(Stored dataset items)
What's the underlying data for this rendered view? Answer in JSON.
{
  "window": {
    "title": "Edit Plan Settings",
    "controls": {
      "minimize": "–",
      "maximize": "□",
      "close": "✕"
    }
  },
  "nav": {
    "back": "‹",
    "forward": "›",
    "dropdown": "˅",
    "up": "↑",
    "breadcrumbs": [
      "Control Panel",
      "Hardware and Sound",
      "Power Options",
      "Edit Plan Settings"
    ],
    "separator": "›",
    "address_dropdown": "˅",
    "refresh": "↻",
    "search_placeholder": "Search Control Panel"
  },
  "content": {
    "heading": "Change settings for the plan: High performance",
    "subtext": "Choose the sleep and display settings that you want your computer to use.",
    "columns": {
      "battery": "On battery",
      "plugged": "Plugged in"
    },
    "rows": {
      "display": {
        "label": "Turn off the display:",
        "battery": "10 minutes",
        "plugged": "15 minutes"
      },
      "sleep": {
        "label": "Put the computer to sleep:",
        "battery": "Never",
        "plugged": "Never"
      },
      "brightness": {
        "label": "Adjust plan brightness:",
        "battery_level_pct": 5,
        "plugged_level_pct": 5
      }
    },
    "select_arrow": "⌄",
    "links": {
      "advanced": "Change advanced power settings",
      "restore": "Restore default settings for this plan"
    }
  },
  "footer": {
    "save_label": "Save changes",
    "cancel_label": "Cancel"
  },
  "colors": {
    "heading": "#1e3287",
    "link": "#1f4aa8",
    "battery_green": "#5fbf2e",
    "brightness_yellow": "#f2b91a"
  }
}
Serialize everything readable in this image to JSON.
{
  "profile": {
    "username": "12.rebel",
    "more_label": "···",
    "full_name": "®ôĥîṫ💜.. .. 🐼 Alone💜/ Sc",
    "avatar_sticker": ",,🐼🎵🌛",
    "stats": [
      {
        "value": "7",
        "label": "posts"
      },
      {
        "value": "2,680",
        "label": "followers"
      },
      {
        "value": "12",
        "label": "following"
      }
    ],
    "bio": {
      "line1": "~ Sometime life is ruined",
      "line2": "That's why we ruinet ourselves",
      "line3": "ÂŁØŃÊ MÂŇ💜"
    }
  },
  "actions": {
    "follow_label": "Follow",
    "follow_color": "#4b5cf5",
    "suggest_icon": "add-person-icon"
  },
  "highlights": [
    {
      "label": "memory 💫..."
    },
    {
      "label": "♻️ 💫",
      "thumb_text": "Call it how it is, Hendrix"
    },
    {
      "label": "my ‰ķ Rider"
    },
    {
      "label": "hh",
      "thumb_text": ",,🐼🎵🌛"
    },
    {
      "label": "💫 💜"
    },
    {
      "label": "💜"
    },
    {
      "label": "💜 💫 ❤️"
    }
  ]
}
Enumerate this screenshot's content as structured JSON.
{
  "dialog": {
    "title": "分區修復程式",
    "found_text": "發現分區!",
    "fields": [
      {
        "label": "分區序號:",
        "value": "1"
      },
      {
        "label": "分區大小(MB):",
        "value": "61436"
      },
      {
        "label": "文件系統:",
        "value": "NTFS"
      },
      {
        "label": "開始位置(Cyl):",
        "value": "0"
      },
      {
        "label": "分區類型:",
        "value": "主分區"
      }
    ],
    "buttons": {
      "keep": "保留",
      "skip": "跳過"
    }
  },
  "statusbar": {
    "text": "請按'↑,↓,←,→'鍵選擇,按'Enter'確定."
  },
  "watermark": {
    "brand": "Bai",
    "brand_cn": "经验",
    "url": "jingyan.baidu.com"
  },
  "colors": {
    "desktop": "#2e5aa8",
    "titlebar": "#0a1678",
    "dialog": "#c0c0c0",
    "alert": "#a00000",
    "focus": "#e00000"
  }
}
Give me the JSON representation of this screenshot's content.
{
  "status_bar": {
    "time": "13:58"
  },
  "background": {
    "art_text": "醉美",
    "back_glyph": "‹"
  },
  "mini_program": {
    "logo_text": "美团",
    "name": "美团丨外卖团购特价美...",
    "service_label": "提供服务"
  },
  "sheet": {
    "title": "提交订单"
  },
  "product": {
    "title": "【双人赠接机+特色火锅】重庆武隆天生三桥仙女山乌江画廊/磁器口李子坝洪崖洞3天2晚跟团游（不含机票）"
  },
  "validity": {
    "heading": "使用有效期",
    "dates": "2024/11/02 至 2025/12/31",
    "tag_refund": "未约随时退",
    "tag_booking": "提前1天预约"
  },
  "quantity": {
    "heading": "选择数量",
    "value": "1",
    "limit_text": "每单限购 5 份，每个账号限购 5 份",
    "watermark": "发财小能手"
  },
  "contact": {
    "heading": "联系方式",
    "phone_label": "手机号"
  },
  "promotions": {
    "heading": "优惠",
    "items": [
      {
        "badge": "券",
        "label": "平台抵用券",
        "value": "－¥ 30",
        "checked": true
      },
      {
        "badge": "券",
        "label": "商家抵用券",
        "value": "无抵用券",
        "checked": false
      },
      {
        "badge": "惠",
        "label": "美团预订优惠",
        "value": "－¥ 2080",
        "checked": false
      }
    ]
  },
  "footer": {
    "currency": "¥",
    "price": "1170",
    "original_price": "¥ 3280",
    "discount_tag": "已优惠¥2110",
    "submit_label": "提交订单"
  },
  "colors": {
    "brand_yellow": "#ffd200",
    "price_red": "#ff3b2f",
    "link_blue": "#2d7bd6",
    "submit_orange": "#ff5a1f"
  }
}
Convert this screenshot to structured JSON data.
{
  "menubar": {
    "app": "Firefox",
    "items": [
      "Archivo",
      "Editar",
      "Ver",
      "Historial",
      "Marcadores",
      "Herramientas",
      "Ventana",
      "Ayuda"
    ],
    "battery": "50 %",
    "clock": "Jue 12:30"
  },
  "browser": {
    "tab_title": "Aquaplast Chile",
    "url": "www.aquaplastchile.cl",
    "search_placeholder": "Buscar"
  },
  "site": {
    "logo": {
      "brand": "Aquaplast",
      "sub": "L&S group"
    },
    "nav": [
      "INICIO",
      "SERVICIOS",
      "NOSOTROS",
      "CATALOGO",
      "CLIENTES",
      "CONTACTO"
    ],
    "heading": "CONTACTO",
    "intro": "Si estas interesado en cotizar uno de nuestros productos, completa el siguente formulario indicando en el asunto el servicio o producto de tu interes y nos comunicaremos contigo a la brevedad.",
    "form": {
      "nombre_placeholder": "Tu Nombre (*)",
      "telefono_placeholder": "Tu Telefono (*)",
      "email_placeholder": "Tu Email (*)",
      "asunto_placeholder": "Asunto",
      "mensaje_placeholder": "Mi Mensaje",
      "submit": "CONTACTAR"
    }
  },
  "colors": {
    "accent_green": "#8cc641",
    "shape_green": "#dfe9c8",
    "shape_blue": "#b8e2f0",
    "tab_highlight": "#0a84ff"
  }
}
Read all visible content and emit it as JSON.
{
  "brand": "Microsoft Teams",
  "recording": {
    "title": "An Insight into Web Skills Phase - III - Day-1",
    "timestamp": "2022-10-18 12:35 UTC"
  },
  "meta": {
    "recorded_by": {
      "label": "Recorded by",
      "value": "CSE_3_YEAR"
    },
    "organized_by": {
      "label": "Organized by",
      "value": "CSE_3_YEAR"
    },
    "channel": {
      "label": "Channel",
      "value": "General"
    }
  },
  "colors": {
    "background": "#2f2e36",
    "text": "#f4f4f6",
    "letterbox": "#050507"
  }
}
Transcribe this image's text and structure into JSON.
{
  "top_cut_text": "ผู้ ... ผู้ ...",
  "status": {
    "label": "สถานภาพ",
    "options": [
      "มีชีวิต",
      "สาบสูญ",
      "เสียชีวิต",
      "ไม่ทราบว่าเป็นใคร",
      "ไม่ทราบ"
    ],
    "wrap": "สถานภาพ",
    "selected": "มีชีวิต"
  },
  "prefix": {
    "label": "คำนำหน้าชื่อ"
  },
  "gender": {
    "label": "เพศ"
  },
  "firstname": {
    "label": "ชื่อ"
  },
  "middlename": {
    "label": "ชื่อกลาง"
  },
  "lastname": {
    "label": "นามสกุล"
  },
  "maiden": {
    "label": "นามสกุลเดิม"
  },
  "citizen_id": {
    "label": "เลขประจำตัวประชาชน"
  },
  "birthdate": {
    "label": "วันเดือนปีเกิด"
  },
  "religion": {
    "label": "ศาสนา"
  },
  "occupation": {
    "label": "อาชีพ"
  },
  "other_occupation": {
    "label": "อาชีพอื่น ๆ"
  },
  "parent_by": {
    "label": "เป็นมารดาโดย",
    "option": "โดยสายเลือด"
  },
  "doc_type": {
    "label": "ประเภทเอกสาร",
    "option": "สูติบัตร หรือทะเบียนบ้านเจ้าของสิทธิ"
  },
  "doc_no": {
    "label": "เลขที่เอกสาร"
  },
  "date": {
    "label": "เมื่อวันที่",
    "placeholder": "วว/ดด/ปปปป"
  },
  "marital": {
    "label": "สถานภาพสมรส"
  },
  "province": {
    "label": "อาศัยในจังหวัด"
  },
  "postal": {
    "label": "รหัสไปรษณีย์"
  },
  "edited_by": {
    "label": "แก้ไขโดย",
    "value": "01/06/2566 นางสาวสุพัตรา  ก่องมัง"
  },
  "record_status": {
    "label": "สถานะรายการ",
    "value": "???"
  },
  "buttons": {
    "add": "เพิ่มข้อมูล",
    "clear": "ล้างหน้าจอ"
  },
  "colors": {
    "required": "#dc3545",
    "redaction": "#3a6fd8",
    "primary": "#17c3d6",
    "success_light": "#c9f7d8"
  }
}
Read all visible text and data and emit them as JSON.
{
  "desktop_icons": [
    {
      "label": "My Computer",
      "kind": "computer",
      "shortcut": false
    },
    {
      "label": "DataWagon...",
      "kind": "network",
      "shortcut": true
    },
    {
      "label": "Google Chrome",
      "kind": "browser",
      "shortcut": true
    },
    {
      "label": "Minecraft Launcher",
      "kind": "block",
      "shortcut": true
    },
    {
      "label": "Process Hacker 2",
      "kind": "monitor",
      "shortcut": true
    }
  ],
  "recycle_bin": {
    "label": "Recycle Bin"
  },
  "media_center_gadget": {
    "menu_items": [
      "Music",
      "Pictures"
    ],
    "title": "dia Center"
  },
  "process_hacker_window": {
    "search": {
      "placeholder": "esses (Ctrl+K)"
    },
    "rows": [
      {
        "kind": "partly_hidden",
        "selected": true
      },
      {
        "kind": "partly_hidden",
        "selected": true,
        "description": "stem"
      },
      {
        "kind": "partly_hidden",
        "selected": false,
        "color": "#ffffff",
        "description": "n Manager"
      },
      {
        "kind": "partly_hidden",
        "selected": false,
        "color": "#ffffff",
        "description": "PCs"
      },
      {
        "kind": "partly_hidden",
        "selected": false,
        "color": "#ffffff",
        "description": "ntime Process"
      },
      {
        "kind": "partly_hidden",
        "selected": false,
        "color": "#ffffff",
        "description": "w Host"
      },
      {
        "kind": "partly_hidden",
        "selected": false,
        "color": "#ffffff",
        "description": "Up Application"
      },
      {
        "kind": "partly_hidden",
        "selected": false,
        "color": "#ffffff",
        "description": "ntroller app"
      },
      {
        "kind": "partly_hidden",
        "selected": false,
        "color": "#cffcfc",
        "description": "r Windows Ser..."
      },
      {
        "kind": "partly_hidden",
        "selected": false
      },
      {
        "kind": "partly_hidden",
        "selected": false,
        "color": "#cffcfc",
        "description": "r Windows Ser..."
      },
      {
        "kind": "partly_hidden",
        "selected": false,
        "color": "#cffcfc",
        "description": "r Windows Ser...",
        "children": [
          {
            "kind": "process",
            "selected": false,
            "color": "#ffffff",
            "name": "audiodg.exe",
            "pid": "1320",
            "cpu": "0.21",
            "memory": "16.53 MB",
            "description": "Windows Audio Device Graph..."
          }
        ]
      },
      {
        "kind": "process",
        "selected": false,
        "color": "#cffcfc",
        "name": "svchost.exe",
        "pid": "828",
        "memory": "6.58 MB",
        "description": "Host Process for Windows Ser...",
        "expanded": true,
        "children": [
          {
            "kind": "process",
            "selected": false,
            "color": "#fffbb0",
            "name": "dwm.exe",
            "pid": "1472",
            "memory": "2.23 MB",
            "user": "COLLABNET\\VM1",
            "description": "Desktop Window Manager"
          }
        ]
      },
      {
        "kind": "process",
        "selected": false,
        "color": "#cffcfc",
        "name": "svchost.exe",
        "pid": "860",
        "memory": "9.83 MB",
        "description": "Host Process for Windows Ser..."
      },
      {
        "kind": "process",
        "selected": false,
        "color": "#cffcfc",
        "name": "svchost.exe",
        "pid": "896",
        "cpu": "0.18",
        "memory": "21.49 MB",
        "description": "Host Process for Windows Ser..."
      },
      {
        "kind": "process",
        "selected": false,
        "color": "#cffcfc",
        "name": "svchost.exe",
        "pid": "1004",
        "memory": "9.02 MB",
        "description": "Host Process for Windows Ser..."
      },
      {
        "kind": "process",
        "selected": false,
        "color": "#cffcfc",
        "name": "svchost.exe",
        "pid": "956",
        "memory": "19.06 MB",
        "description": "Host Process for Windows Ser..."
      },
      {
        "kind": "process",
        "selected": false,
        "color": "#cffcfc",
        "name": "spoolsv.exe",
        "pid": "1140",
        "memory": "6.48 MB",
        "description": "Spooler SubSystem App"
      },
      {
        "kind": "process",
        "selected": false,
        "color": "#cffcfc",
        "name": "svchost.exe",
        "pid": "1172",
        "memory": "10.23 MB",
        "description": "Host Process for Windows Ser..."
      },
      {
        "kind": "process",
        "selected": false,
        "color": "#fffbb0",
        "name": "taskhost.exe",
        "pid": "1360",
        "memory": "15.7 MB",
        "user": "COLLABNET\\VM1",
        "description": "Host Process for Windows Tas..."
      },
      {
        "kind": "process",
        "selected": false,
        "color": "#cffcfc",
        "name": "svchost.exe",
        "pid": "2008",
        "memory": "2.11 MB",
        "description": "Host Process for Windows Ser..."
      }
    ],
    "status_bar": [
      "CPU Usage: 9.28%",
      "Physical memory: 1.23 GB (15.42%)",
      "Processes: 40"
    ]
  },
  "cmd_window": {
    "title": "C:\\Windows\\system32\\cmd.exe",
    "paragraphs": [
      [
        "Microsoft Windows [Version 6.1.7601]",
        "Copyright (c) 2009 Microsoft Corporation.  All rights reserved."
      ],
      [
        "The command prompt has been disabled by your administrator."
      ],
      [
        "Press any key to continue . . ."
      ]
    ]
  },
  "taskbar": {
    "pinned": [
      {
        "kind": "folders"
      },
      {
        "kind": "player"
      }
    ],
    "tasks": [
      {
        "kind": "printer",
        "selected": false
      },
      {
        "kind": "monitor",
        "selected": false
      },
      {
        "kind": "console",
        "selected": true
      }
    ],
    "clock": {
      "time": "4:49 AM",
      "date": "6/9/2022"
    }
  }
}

→ **Instructions for the task**
Reply with the number of lines in the material above that contain "screenshot", and nothing more.

→ **Exercise output**
3